§ **Task data**:
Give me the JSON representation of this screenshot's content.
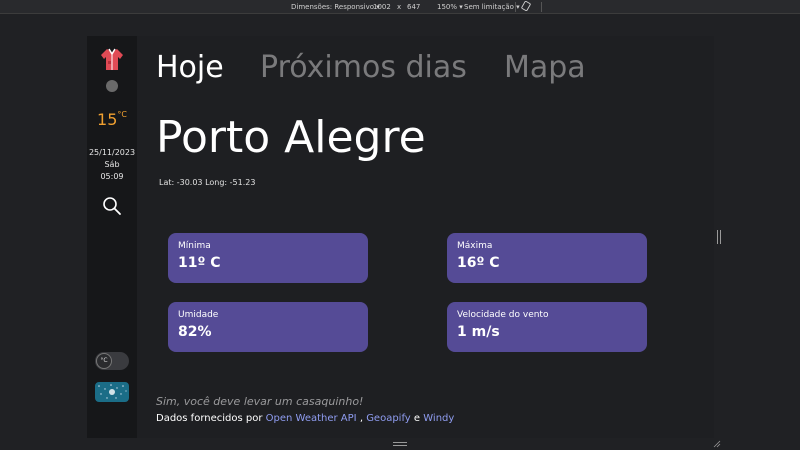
{
  "devtools": {
    "dimensions_label": "Dimensões: Responsivo",
    "width": "1002",
    "times": "x",
    "height": "647",
    "zoom": "150%",
    "throttle": "Sem limitação"
  },
  "sidebar": {
    "temperature": "15",
    "temperature_unit": "°C",
    "date": "25/11/2023",
    "weekday": "Sáb",
    "time": "05:09",
    "unit_toggle_label": "°C"
  },
  "tabs": [
    "Hoje",
    "Próximos dias",
    "Mapa"
  ],
  "location": {
    "city": "Porto Alegre",
    "coords": "Lat: -30.03 Long: -51.23"
  },
  "cards": {
    "min": {
      "label": "Mínima",
      "value": "11º C"
    },
    "max": {
      "label": "Máxima",
      "value": "16º C"
    },
    "humidity": {
      "label": "Umidade",
      "value": "82%"
    },
    "wind": {
      "label": "Velocidade do vento",
      "value": "1 m/s"
    }
  },
  "footer": {
    "tip": "Sim, você deve levar um casaquinho!",
    "credits_prefix": "Dados fornecidos por ",
    "link_owm": "Open Weather API",
    "sep1": " , ",
    "link_geoapify": "Geoapify",
    "sep2": " e ",
    "link_windy": "Windy"
  },
  "colors": {
    "accent_temp": "#f0a030",
    "card_bg": "#554b96",
    "link": "#8f9cf0"
  }
}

§ **Problem requirements**: Without the pictures, copy the material exactly as given.

§ **Answer to the problem**:
Give me the JSON representation of this screenshot's content.
{
  "devtools": {
    "dimensions_label": "Dimensões: Responsivo",
    "width": "1002",
    "times": "x",
    "height": "647",
    "zoom": "150%",
    "throttle": "Sem limitação"
  },
  "sidebar": {
    "temperature": "15",
    "temperature_unit": "°C",
    "date": "25/11/2023",
    "weekday": "Sáb",
    "time": "05:09",
    "unit_toggle_label": "°C"
  },
  "tabs": [
    "Hoje",
    "Próximos dias",
    "Mapa"
  ],
  "location": {
    "city": "Porto Alegre",
    "coords": "Lat: -30.03 Long: -51.23"
  },
  "cards": {
    "min": {
      "label": "Mínima",
      "value": "11º C"
    },
    "max": {
      "label": "Máxima",
      "value": "16º C"
    },
    "humidity": {
      "label": "Umidade",
      "value": "82%"
    },
    "wind": {
      "label": "Velocidade do vento",
      "value": "1 m/s"
    }
  },
  "footer": {
    "tip": "Sim, você deve levar um casaquinho!",
    "credits_prefix": "Dados fornecidos por ",
    "link_owm": "Open Weather API",
    "sep1": " , ",
    "link_geoapify": "Geoapify",
    "sep2": " e ",
    "link_windy": "Windy"
  },
  "colors": {
    "accent_temp": "#f0a030",
    "card_bg": "#554b96",
    "link": "#8f9cf0"
  }
}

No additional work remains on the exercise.